▶ [ACTION ITEM] A verbatim printing of the entries that follow is needed; pictures must not appear in it.

[DATA SHOWN]

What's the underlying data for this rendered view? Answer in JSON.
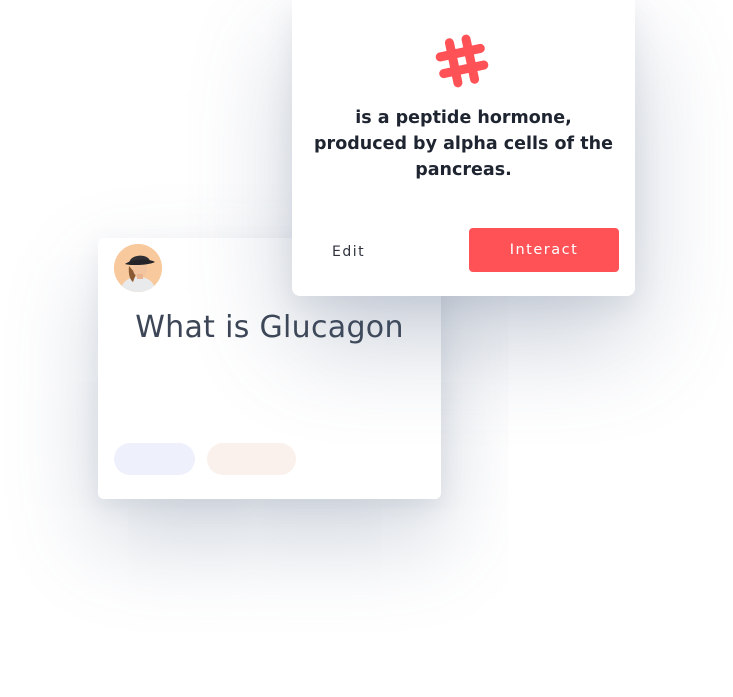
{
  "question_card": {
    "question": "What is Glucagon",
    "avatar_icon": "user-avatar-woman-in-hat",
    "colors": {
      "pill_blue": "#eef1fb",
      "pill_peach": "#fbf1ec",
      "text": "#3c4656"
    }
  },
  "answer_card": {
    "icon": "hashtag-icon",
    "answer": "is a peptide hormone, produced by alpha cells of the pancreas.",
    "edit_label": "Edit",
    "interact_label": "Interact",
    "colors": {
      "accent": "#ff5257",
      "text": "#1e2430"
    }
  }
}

[/DATA SHOWN]

▶ [ANSWER TO THE PROBLEM]
What's the underlying data for this rendered view? Answer in JSON.
{
  "question_card": {
    "question": "What is Glucagon",
    "avatar_icon": "user-avatar-woman-in-hat",
    "colors": {
      "pill_blue": "#eef1fb",
      "pill_peach": "#fbf1ec",
      "text": "#3c4656"
    }
  },
  "answer_card": {
    "icon": "hashtag-icon",
    "answer": "is a peptide hormone, produced by alpha cells of the pancreas.",
    "edit_label": "Edit",
    "interact_label": "Interact",
    "colors": {
      "accent": "#ff5257",
      "text": "#1e2430"
    }
  }
}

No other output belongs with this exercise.